begin ENTRIES PROVIDED

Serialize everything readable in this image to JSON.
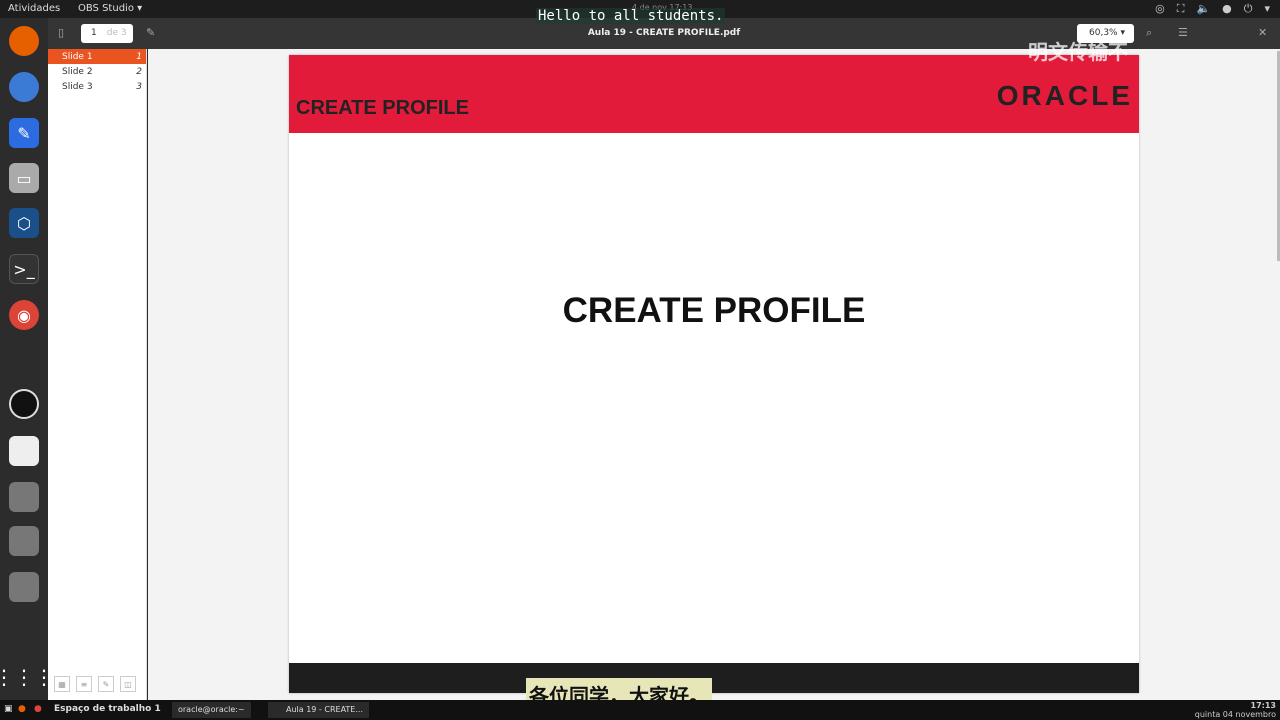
{
  "topbar": {
    "activities": "Atividades",
    "app": "OBS Studio ▾",
    "date": "4 de nov  17:13"
  },
  "toolbar": {
    "page_number": "1",
    "page_total": "de 3",
    "document_title": "Aula 19 - CREATE PROFILE.pdf",
    "zoom": "60,3% ▾"
  },
  "sidebar": {
    "slides": [
      {
        "label": "Slide 1",
        "num": "1"
      },
      {
        "label": "Slide 2",
        "num": "2"
      },
      {
        "label": "Slide 3",
        "num": "3"
      }
    ]
  },
  "slide": {
    "header_title": "CREATE PROFILE",
    "logo": "ORACLE",
    "main_title": "CREATE PROFILE"
  },
  "subtitles": {
    "english": "Hello to all students.",
    "chinese": "各位同学，大家好。"
  },
  "watermark": "明文传输不",
  "taskbar": {
    "workspace": "Espaço de trabalho 1",
    "windows": [
      "oracle@oracle:~",
      "Aula 19 - CREATE..."
    ],
    "time": "17:13",
    "date": "quinta 04 novembro"
  }
}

end ENTRIES PROVIDED

Repeat all of the records verbatim, leaving out the pictures.

Serialize everything readable in this image to JSON.
{
  "topbar": {
    "activities": "Atividades",
    "app": "OBS Studio ▾",
    "date": "4 de nov  17:13"
  },
  "toolbar": {
    "page_number": "1",
    "page_total": "de 3",
    "document_title": "Aula 19 - CREATE PROFILE.pdf",
    "zoom": "60,3% ▾"
  },
  "sidebar": {
    "slides": [
      {
        "label": "Slide 1",
        "num": "1"
      },
      {
        "label": "Slide 2",
        "num": "2"
      },
      {
        "label": "Slide 3",
        "num": "3"
      }
    ]
  },
  "slide": {
    "header_title": "CREATE PROFILE",
    "logo": "ORACLE",
    "main_title": "CREATE PROFILE"
  },
  "subtitles": {
    "english": "Hello to all students.",
    "chinese": "各位同学，大家好。"
  },
  "watermark": "明文传输不",
  "taskbar": {
    "workspace": "Espaço de trabalho 1",
    "windows": [
      "oracle@oracle:~",
      "Aula 19 - CREATE..."
    ],
    "time": "17:13",
    "date": "quinta 04 novembro"
  }
}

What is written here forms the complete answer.